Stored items
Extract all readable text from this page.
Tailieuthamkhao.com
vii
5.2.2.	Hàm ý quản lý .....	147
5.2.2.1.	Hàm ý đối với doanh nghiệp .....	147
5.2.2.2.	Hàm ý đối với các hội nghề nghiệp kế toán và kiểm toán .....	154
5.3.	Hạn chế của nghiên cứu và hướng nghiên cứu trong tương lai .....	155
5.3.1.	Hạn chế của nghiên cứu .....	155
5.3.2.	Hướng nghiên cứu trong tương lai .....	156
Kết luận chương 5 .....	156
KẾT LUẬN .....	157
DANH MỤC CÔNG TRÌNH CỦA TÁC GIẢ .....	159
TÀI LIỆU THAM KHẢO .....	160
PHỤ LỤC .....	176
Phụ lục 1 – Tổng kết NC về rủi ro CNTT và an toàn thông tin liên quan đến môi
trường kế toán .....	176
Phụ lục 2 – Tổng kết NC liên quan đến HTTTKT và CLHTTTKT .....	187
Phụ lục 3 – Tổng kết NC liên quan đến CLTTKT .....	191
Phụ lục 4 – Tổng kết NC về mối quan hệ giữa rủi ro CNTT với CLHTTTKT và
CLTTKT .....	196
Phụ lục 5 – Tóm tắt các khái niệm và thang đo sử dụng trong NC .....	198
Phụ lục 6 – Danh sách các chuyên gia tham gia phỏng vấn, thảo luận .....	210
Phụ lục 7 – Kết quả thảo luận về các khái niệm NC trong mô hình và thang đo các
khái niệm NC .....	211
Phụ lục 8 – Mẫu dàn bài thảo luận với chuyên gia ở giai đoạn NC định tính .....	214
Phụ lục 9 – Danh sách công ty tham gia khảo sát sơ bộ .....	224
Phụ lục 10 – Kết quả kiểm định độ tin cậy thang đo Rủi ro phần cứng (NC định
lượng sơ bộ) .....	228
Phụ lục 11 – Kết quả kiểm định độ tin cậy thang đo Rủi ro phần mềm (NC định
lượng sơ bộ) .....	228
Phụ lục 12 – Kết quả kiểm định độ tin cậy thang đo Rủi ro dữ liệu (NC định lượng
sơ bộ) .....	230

BRIEF ▸ Filter out all lines lacking the word "CNTT" and copy the rest.

WRITTEN RESPONSE ▸
Phụ lục 1 – Tổng kết NC về rủi ro CNTT và an toàn thông tin liên quan đến môi
Phụ lục 4 – Tổng kết NC về mối quan hệ giữa rủi ro CNTT với CLHTTTKT và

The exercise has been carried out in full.